▶ Do this
How many of the lines below include "name"? Give the number and no other words.

▶ Data to use
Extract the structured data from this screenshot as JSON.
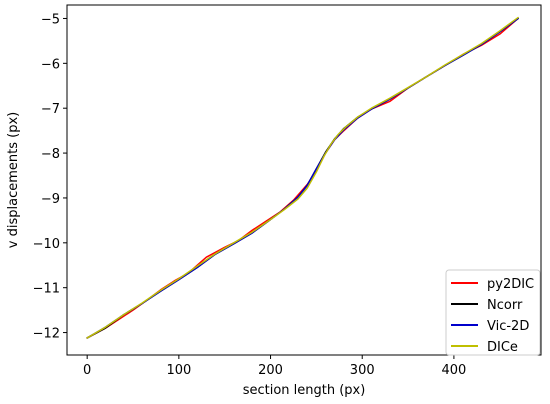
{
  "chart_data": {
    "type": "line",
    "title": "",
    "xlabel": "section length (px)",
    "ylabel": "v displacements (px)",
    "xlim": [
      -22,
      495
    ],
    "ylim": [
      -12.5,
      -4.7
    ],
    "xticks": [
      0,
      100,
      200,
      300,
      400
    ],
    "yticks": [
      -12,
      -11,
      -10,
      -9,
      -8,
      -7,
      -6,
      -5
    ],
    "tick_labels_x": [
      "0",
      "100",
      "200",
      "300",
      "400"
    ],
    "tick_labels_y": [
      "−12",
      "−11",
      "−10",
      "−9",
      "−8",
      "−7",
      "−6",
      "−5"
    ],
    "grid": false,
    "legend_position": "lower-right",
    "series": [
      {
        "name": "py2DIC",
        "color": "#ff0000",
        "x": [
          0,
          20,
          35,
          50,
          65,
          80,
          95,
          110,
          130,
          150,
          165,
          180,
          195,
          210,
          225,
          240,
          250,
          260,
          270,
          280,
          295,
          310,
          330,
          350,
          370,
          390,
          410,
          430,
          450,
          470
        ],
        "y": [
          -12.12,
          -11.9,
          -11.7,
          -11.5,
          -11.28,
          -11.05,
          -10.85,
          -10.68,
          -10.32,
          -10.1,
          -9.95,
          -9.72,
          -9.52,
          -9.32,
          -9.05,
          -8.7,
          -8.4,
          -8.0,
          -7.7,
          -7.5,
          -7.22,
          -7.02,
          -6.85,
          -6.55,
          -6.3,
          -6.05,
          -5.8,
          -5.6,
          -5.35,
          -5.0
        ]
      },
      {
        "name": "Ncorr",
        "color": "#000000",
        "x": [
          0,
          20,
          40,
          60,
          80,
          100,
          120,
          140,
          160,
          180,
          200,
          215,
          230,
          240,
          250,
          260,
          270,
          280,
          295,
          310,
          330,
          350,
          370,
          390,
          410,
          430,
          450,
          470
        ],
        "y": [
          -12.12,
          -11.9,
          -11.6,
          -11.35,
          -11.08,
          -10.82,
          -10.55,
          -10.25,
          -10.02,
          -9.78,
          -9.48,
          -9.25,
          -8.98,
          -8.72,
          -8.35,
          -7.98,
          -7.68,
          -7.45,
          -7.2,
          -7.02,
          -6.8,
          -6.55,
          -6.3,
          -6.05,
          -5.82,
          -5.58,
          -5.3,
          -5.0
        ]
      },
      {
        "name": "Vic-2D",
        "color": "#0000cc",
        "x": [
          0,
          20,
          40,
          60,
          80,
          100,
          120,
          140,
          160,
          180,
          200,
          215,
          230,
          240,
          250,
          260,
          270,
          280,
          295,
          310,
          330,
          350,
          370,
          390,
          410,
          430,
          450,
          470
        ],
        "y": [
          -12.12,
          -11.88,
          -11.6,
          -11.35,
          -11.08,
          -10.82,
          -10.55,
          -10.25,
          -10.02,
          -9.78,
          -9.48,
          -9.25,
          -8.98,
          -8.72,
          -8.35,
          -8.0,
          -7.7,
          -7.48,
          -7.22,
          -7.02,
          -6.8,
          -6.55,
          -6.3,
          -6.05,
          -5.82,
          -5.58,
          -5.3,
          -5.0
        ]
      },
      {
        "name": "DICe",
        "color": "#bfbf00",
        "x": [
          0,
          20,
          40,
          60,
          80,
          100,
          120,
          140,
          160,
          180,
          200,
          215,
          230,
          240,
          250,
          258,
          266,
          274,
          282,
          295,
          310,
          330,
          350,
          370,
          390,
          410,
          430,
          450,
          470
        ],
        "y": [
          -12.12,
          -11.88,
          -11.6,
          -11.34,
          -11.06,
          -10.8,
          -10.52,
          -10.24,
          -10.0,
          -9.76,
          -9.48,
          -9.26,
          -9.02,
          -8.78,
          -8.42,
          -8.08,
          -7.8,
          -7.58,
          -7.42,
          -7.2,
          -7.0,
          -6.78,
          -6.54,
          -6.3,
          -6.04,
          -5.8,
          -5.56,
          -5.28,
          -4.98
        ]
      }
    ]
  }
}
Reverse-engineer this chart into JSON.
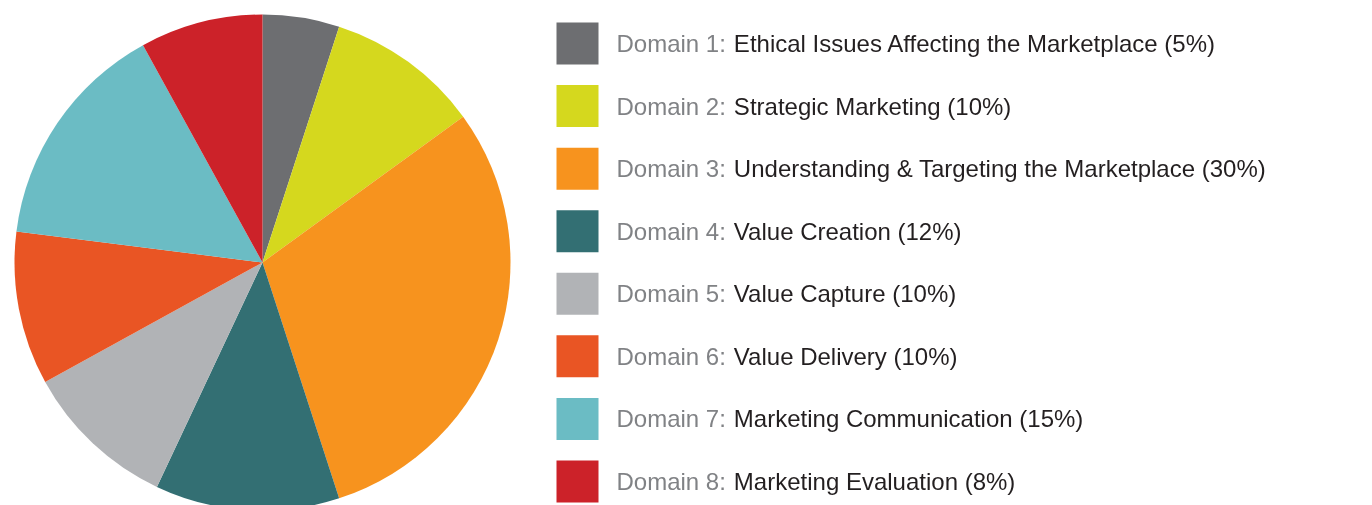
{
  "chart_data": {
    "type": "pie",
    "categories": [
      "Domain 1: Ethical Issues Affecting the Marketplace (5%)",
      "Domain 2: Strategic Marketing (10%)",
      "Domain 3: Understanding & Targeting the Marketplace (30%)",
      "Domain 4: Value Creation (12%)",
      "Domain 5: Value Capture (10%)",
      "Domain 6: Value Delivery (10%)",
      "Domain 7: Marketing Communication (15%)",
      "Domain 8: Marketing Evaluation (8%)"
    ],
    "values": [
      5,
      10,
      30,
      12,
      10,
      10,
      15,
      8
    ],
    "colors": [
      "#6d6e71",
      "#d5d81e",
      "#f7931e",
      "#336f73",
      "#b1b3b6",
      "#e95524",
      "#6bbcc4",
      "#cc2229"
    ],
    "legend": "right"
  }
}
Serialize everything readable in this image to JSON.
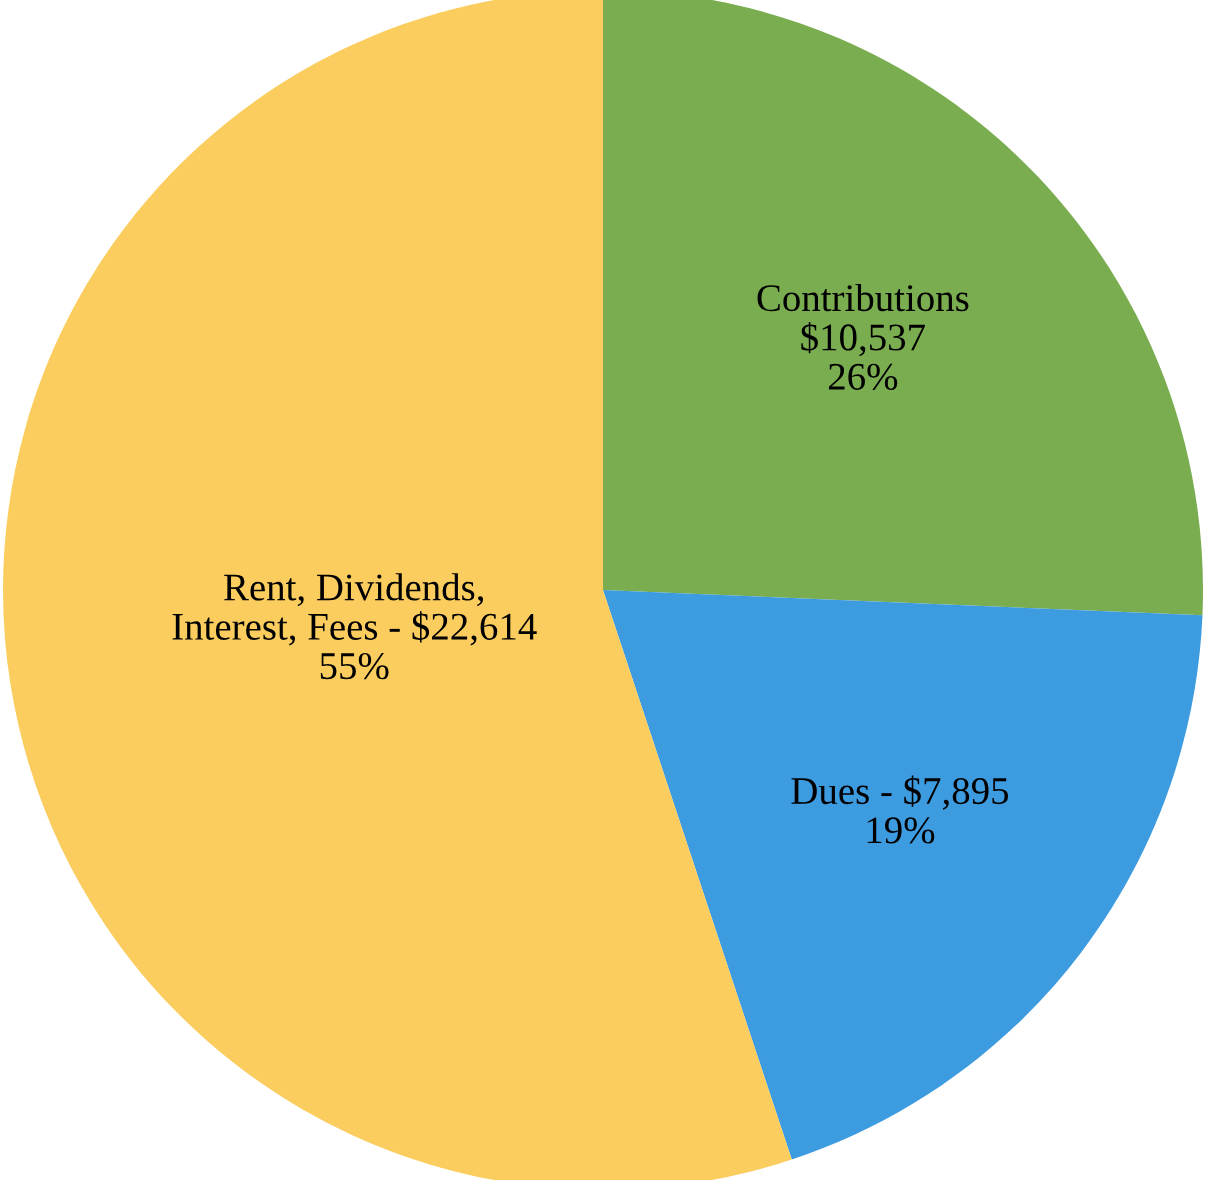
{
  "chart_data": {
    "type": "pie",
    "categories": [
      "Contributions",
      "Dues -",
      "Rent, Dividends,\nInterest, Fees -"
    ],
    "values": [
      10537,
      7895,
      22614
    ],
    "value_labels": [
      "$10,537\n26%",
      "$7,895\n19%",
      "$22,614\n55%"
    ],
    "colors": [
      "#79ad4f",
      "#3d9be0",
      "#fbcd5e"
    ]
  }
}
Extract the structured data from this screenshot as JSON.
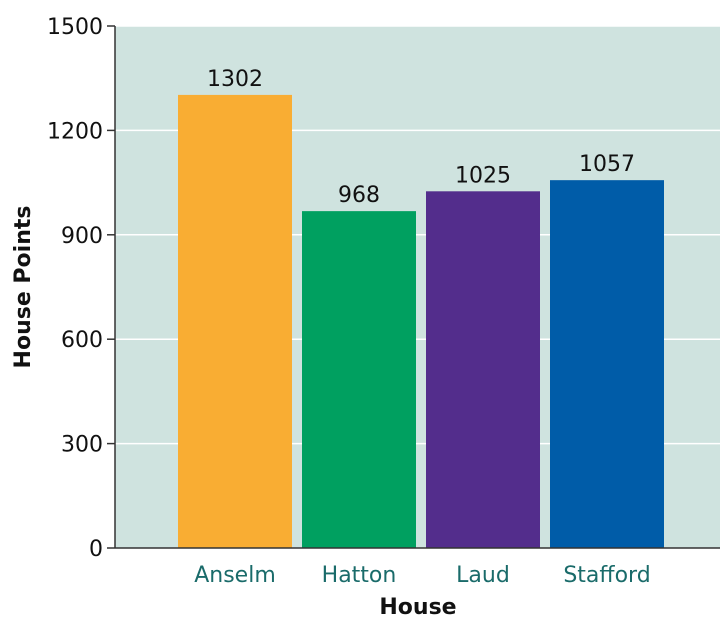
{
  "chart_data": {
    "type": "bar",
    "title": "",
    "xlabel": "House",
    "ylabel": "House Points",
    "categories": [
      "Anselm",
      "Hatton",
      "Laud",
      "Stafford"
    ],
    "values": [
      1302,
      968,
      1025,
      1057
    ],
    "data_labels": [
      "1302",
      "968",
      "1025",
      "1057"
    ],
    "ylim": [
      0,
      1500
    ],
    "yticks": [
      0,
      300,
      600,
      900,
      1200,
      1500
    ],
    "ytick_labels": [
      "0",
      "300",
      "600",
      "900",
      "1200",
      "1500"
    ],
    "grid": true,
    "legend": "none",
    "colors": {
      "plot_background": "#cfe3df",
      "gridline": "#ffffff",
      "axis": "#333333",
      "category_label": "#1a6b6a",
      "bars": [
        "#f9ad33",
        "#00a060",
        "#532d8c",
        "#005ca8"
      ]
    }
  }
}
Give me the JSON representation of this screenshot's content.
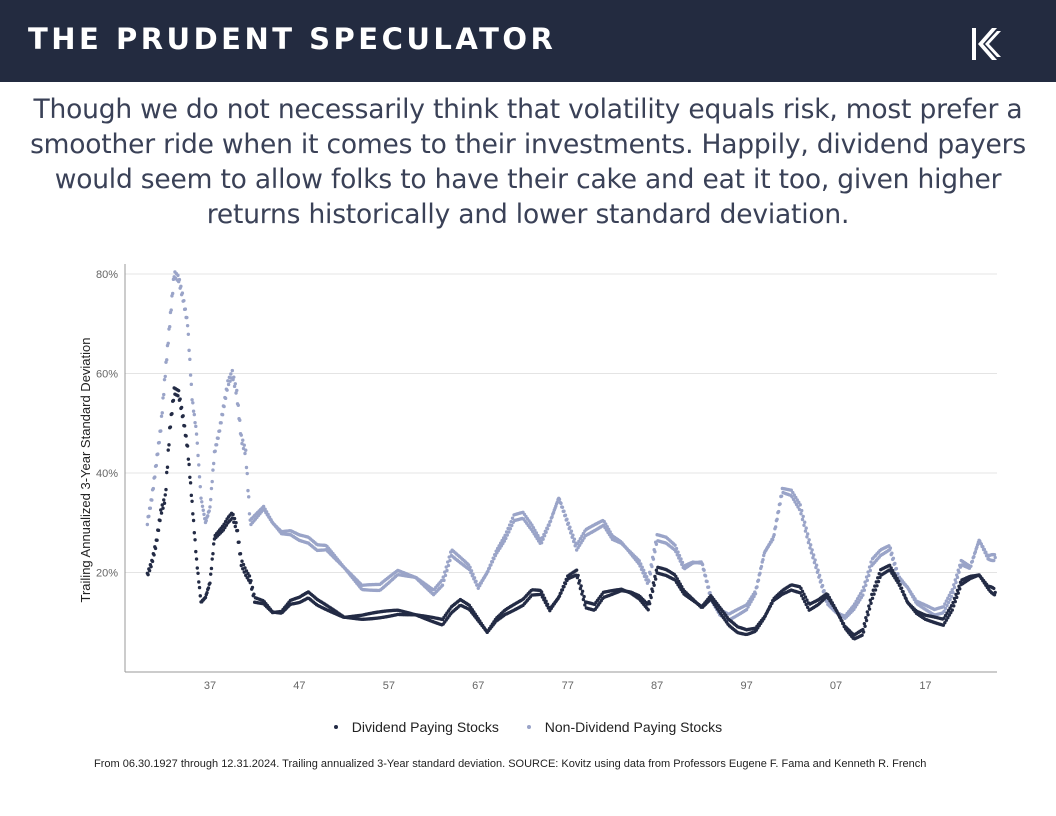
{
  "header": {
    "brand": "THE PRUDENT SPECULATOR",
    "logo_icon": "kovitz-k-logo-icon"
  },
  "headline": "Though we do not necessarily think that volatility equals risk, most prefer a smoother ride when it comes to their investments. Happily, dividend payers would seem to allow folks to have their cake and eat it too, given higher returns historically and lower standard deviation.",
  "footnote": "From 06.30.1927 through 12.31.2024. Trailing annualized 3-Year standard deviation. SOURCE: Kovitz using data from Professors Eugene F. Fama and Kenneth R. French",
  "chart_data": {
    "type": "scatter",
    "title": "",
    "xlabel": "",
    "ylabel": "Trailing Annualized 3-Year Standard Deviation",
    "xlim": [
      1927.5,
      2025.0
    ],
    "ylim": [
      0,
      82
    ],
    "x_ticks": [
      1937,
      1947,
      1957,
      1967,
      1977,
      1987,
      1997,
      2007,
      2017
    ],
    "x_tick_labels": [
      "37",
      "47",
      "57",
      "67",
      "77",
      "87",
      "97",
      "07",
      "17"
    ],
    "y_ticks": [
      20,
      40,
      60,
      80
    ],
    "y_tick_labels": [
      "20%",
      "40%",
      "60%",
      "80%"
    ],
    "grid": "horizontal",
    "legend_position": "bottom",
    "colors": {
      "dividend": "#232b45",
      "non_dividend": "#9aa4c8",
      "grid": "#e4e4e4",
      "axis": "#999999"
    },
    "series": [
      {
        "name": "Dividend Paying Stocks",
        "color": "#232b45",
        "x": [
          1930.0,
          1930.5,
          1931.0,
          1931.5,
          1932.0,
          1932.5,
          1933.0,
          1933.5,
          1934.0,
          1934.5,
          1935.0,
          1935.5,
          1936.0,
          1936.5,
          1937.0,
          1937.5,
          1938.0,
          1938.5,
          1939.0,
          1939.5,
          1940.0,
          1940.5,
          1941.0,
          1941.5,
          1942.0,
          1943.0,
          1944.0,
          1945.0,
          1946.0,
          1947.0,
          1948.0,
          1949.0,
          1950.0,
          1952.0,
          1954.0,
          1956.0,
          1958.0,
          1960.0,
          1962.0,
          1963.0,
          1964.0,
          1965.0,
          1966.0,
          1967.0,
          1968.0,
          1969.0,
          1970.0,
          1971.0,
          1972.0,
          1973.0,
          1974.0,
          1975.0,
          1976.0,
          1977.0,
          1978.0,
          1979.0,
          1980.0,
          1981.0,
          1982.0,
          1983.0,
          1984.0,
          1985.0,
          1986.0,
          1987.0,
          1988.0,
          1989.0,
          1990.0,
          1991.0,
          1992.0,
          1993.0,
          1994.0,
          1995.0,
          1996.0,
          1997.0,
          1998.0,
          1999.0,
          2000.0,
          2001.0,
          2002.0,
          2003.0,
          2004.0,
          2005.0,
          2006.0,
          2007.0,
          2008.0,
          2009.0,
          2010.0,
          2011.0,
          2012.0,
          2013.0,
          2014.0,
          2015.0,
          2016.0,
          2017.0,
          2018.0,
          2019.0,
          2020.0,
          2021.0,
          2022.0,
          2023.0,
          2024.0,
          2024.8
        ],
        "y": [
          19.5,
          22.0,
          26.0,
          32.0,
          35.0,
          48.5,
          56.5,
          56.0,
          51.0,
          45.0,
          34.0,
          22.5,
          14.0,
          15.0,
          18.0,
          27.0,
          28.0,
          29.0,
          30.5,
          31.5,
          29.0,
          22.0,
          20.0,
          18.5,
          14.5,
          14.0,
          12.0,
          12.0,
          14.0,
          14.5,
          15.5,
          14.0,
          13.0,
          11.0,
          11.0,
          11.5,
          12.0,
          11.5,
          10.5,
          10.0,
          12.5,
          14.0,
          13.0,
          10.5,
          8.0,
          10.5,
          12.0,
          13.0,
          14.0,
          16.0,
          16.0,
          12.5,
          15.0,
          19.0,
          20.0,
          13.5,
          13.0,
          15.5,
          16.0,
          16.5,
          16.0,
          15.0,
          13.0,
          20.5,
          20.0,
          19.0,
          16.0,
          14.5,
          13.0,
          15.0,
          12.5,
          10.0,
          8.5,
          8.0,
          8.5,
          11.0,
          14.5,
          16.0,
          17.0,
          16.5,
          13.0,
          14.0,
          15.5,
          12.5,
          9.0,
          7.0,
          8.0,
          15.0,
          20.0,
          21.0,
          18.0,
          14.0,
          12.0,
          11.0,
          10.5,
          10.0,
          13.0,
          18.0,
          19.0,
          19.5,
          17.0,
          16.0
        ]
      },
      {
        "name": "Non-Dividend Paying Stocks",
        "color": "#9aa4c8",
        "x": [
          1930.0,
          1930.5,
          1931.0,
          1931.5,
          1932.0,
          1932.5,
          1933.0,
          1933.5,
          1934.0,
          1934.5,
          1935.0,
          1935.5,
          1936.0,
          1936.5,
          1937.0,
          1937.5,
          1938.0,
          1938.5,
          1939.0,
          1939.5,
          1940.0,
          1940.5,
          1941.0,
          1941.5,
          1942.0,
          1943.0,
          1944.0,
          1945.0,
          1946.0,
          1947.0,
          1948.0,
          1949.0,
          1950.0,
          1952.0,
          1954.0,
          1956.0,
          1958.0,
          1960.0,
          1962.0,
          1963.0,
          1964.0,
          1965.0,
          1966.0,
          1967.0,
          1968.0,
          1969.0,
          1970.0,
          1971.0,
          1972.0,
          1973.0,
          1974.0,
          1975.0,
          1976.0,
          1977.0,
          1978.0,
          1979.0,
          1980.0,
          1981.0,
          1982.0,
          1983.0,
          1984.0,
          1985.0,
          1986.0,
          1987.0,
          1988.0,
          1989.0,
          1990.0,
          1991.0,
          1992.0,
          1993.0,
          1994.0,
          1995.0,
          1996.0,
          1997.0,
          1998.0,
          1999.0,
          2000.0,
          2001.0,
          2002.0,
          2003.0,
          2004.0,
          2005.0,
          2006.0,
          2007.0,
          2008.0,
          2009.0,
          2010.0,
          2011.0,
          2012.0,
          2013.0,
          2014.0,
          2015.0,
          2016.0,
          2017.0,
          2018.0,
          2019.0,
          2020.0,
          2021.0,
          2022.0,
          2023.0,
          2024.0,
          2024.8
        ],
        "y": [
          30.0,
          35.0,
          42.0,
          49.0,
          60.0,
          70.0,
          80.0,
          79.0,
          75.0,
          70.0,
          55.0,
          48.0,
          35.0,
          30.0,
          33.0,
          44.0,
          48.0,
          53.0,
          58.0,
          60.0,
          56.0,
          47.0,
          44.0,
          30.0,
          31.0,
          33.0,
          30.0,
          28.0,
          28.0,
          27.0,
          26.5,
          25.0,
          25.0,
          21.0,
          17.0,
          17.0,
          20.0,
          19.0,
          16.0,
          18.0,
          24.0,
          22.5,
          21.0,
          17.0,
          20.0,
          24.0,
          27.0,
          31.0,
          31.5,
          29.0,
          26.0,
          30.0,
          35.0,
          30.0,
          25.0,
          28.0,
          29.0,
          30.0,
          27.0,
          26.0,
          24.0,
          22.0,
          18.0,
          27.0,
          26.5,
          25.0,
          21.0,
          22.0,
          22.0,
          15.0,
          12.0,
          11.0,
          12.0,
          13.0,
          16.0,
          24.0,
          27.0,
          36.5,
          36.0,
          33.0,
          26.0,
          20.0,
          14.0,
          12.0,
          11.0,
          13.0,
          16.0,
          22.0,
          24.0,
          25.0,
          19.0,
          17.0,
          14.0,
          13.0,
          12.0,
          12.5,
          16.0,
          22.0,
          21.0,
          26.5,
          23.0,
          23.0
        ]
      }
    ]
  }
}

▶ Result of the exercise
6